▶ [Listed entries]:
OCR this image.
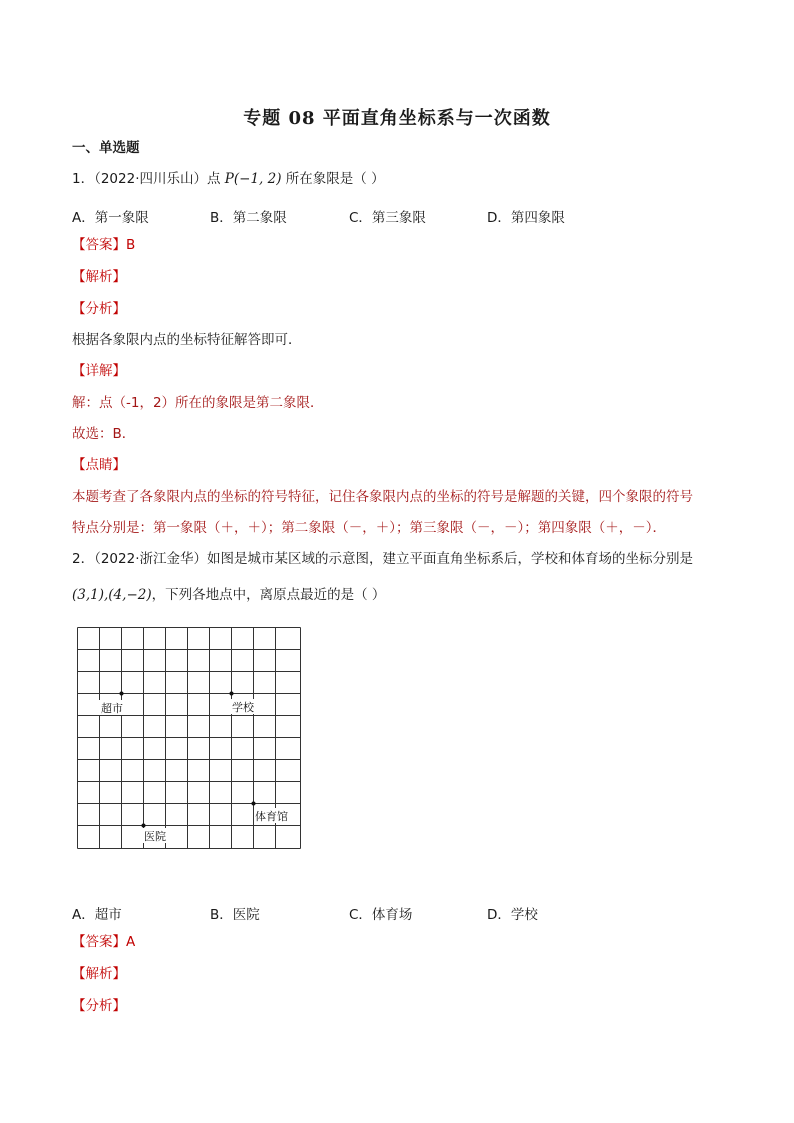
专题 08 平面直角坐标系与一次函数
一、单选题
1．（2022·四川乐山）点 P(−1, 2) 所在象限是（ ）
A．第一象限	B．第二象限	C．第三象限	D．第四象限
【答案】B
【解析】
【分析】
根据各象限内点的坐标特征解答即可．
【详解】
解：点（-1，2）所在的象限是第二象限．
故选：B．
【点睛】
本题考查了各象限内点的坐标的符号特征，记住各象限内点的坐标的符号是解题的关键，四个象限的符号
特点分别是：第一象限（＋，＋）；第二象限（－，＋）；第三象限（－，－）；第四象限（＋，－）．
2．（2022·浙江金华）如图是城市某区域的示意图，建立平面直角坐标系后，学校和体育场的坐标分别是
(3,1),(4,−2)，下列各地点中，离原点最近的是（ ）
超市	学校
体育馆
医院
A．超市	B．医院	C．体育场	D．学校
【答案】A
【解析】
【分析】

--

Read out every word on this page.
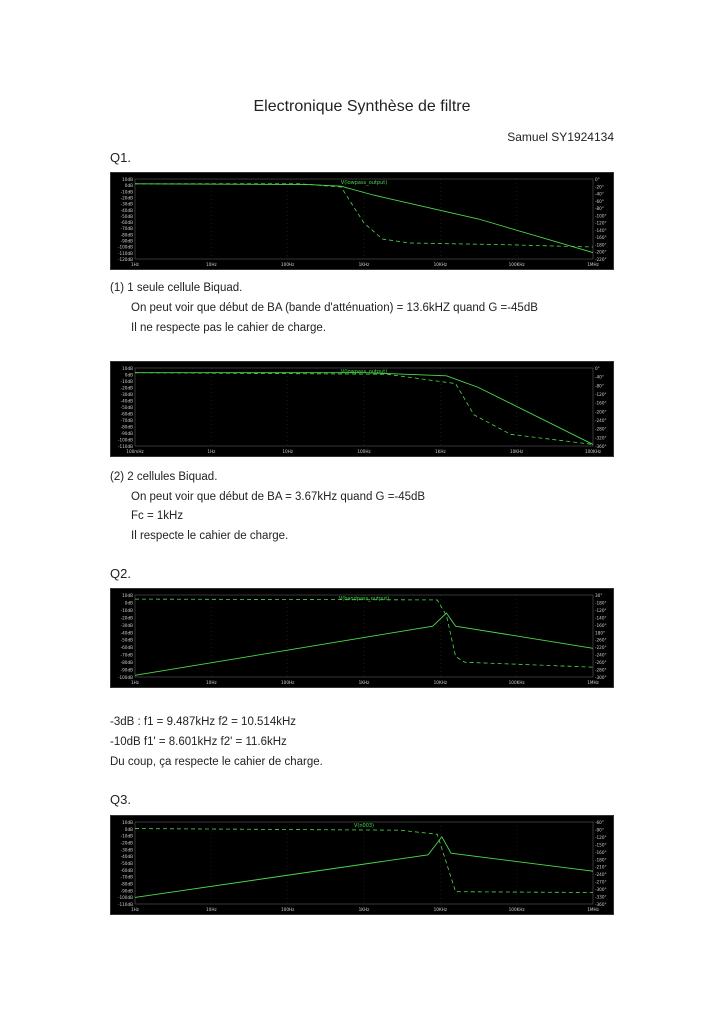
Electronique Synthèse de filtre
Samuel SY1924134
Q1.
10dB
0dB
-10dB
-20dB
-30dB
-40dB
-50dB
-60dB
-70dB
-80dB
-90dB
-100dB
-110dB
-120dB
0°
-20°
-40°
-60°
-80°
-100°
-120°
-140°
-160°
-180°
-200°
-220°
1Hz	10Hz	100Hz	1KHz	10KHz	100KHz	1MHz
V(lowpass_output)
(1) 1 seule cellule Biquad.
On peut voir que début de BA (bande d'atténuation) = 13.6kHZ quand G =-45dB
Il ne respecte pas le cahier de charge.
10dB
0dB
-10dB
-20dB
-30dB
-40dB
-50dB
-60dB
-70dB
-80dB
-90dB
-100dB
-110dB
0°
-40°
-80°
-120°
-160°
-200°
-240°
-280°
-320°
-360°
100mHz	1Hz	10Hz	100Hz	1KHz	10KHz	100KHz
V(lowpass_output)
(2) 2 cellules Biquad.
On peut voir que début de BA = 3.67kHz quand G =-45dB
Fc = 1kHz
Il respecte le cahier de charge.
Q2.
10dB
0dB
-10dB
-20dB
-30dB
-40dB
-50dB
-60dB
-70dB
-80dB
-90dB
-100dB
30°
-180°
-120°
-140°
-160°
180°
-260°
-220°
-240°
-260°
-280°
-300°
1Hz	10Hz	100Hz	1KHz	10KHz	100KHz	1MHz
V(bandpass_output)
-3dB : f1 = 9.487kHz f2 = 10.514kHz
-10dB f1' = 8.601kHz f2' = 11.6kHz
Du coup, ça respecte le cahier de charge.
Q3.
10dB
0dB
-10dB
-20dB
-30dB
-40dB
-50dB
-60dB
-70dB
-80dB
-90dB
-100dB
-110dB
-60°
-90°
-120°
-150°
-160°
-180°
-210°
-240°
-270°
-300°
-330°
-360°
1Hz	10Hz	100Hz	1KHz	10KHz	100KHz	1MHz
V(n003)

---

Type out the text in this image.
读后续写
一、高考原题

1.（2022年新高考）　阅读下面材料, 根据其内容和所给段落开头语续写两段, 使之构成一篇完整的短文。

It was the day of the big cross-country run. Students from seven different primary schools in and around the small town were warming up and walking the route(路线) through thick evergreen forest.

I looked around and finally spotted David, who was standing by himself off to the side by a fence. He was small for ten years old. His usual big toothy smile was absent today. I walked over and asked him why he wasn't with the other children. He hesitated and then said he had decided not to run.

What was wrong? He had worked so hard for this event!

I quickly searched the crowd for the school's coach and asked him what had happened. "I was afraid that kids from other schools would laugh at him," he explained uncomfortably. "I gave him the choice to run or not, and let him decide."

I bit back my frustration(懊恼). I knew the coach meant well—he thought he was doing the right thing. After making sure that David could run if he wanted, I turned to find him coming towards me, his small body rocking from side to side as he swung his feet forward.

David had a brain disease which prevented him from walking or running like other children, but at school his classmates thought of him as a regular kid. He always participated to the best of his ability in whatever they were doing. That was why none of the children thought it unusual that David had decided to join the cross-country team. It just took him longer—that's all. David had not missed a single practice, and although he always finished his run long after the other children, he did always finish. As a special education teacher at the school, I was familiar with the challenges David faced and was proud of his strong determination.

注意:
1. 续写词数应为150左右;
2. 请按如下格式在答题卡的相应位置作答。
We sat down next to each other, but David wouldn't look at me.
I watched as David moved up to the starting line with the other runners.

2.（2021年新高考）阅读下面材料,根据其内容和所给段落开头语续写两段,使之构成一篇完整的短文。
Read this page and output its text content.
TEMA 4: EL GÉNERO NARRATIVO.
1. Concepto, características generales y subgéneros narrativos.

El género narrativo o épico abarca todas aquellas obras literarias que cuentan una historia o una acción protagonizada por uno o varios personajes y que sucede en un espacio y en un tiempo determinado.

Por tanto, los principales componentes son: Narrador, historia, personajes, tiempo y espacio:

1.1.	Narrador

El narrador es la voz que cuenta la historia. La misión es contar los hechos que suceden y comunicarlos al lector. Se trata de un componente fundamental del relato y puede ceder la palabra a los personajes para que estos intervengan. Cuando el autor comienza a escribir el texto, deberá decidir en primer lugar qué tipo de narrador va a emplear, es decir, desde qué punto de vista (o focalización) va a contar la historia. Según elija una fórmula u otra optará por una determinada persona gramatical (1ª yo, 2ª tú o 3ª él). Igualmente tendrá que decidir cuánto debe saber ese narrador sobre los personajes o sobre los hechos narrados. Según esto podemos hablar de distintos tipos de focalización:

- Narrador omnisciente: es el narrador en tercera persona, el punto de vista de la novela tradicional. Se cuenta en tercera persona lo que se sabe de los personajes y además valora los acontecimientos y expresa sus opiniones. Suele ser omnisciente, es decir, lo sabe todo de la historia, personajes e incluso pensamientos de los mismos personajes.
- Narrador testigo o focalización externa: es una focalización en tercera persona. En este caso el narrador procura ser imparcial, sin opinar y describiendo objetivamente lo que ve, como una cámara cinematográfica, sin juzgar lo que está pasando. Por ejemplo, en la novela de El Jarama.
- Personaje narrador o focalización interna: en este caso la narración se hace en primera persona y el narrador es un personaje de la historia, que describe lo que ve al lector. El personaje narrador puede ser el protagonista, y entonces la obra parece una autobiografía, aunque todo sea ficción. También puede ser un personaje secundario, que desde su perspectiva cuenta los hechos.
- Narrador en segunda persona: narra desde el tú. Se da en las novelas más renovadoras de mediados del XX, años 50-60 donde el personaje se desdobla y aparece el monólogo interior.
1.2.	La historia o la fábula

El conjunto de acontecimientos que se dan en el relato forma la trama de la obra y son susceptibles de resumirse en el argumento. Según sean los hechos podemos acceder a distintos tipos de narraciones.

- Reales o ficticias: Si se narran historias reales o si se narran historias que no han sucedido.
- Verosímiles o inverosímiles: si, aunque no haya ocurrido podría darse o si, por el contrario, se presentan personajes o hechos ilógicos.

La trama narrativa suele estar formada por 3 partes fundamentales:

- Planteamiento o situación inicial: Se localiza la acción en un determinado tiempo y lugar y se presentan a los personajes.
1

▶ [The task]: Track down every line with the word "asked" and copy it.

▶ [Output for this task]:
I looked around and finally spotted David, who was standing by himself off to the side by a fence. He was small for ten years old. His usual big toothy smile was absent today. I walked over and asked him why he wasn't with the other children. He hesitated and then said he had decided not to run.
I quickly searched the crowd for the school's coach and asked him what had happened. "I was afraid that kids from other schools would laugh at him," he explained uncomfortably. "I gave him the choice to run or not, and let him decide."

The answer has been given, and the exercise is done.